**What you need to do:**
Print, unchanged, the part of the listing below that opens with the line containing "X-axis label: Humidex" and closes with the line containing "Where is each", including both of those lines.

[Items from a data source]
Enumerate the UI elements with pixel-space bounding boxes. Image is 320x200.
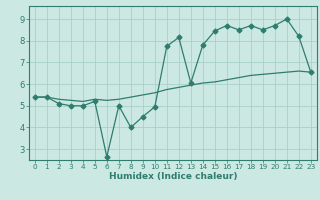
X-axis label: Humidex (Indice chaleur): Humidex (Indice chaleur) bbox=[108, 172, 237, 181]
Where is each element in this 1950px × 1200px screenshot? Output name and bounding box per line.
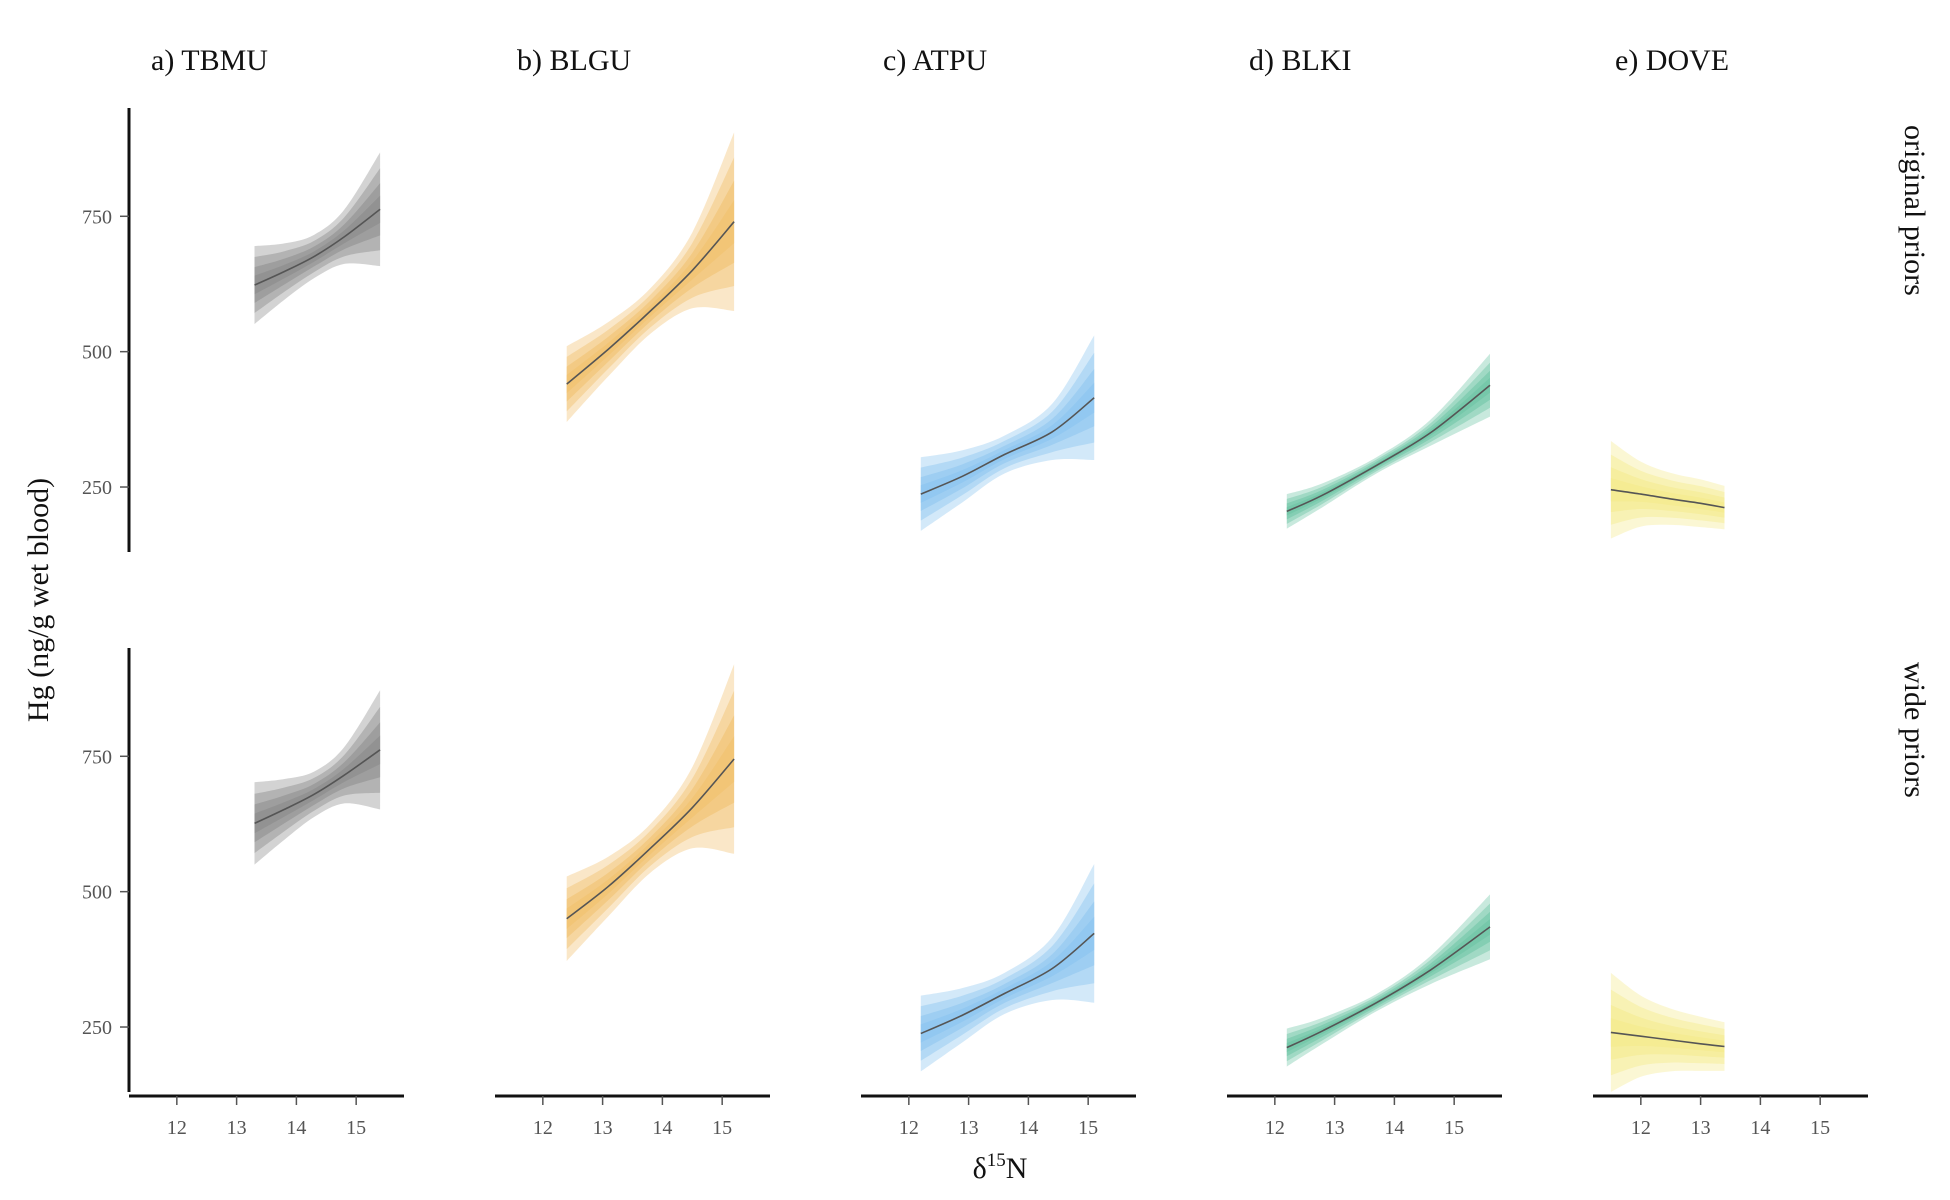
x-tick-label-14-panel-4: 14 [1384, 1117, 1404, 1139]
x-tick-label-12-panel-1: 12 [167, 1117, 187, 1139]
x-tick-label-13-panel-5: 13 [1691, 1117, 1711, 1139]
y-tick-label-250-row-1: 250 [82, 477, 112, 499]
median-line-panel-1-row-1 [254, 208, 381, 286]
panel-title-4: d) BLKI [1249, 44, 1351, 77]
x-tick-label-14-panel-5: 14 [1750, 1117, 1770, 1139]
x-tick-label-15-panel-1: 15 [346, 1117, 366, 1139]
panel-title-3: c) ATPU [883, 44, 988, 77]
band-4-panel-1-row-1 [254, 195, 381, 295]
x-tick-label-12-panel-5: 12 [1631, 1117, 1651, 1139]
x-tick-label-15-panel-5: 15 [1810, 1117, 1830, 1139]
median-line-panel-2-row-1 [566, 221, 735, 385]
y-axis-title: Hg (ng/g wet blood) [22, 478, 55, 722]
median-line-panel-5-row-1 [1610, 488, 1725, 509]
band-4-panel-2-row-1 [566, 200, 735, 394]
x-tick-label-15-panel-3: 15 [1078, 1117, 1098, 1139]
x-tick-label-13-panel-4: 13 [1325, 1117, 1345, 1139]
x-tick-label-14-panel-2: 14 [652, 1117, 672, 1139]
median-line-panel-2-row-2 [566, 758, 735, 920]
x-tick-label-14-panel-3: 14 [1018, 1117, 1038, 1139]
band-4-panel-2-row-2 [566, 736, 735, 929]
median-line-panel-3-row-1 [920, 397, 1095, 495]
row-label-2: wide priors [1898, 662, 1931, 798]
median-line-panel-1-row-2 [254, 749, 381, 825]
median-line-panel-3-row-2 [920, 932, 1095, 1035]
panel-title-5: e) DOVE [1615, 44, 1729, 77]
x-tick-label-15-panel-4: 15 [1444, 1117, 1464, 1139]
x-tick-label-12-panel-4: 12 [1265, 1117, 1285, 1139]
band-4-panel-3-row-1 [920, 382, 1095, 503]
x-tick-label-13-panel-3: 13 [959, 1117, 979, 1139]
y-tick-label-750-row-2: 750 [82, 746, 112, 768]
x-tick-label-12-panel-3: 12 [899, 1117, 919, 1139]
median-line-panel-4-row-2 [1286, 926, 1491, 1049]
y-tick-label-500-row-2: 500 [82, 882, 112, 904]
x-tick-label-13-panel-1: 13 [227, 1117, 247, 1139]
x-tick-label-14-panel-1: 14 [286, 1117, 306, 1139]
x-tick-label-15-panel-2: 15 [712, 1117, 732, 1139]
band-4-panel-5-row-1 [1610, 478, 1725, 513]
y-tick-label-500-row-1: 500 [82, 342, 112, 364]
x-tick-label-12-panel-2: 12 [533, 1117, 553, 1139]
median-line-panel-5-row-2 [1610, 1031, 1725, 1048]
x-tick-label-13-panel-2: 13 [593, 1117, 613, 1139]
y-tick-label-250-row-2: 250 [82, 1017, 112, 1039]
band-4-panel-3-row-2 [920, 916, 1095, 1043]
row-label-1: original priors [1898, 125, 1931, 296]
panel-title-1: a) TBMU [151, 44, 268, 77]
y-tick-label-750-row-1: 750 [82, 206, 112, 228]
panels-layer: a) TBMU b) BLGU c) ATPU d) BLKI e) DOVE origi… [82, 44, 1931, 1139]
median-line-panel-4-row-1 [1286, 384, 1491, 513]
panel-title-2: b) BLGU [517, 44, 631, 77]
x-axis-title: δ15N [973, 1150, 1028, 1185]
band-3-panel-4-row-2 [1286, 911, 1490, 1057]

**Result below:**
X-axis label: Humidex (Indice chaleur): Humidex (Indice chaleur) bbox=[108, 172, 237, 181]
Where is each element in this 1950px × 1200px screenshot? Output name and bounding box per line.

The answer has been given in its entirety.